What is required: State how many lines in the entries below contain "камера". Write nothing but the number.

Records for this task:

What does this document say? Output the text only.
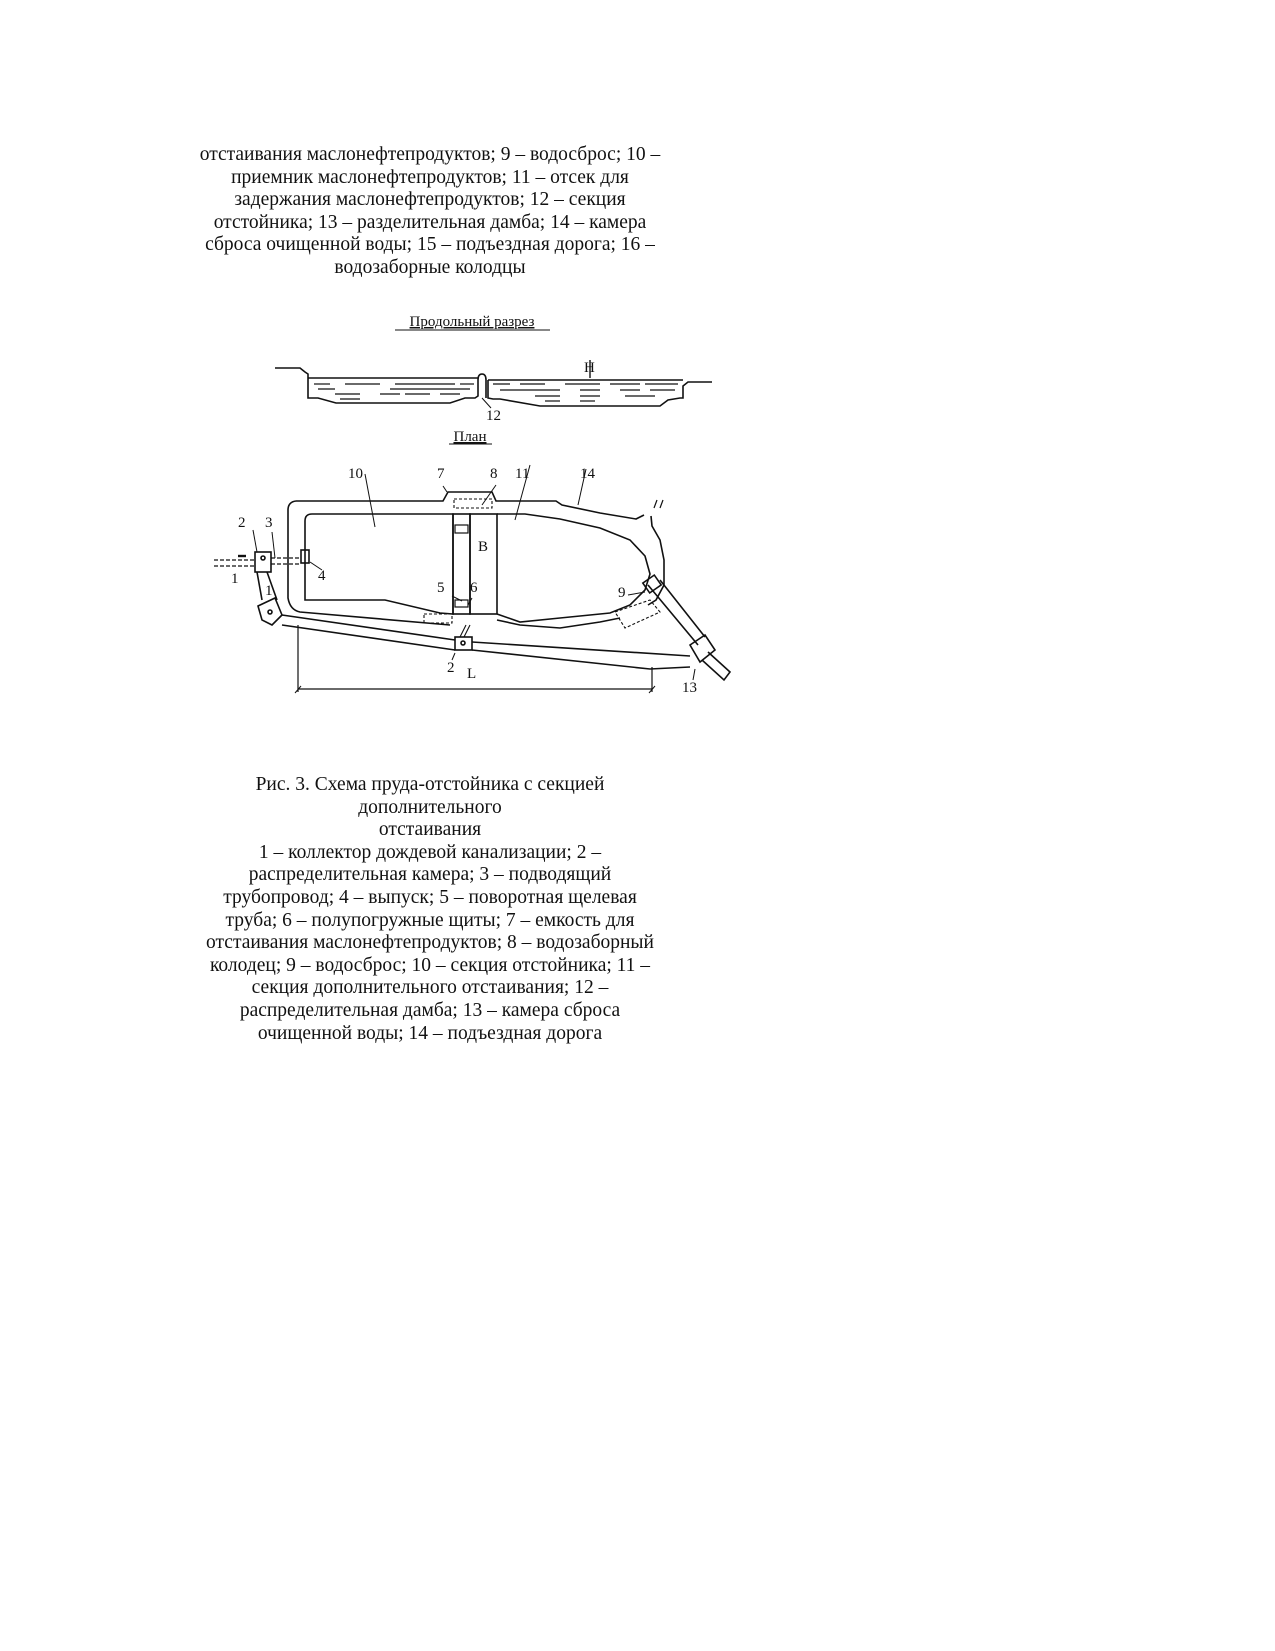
отстаивания маслонефтепродуктов; 9 – водосброс; 10 –
приемник маслонефтепродуктов; 11 – отсек для
задержания маслонефтепродуктов; 12 – секция
отстойника; 13 – разделительная дамба; 14 – камера
сброса очищенной воды; 15 – подъездная дорога; 16 –
водозаборные колодцы
Продольный разрез
H
12
План
1
2 3
4
5 6
7	8
9
10	11
13
14
2
1
B
L
Рис. 3. Схема пруда-отстойника с секцией
дополнительного
отстаивания
1 – коллектор дождевой канализации; 2 –
распределительная камера; 3 – подводящий
трубопровод; 4 – выпуск; 5 – поворотная щелевая
труба; 6 – полупогружные щиты; 7 – емкость для
отстаивания маслонефтепродуктов; 8 – водозаборный
колодец; 9 – водосброс; 10 – секция отстойника; 11 –
секция дополнительного отстаивания; 12 –
распределительная дамба; 13 – камера сброса
очищенной воды; 14 – подъездная дорога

Solution for this exercise: 3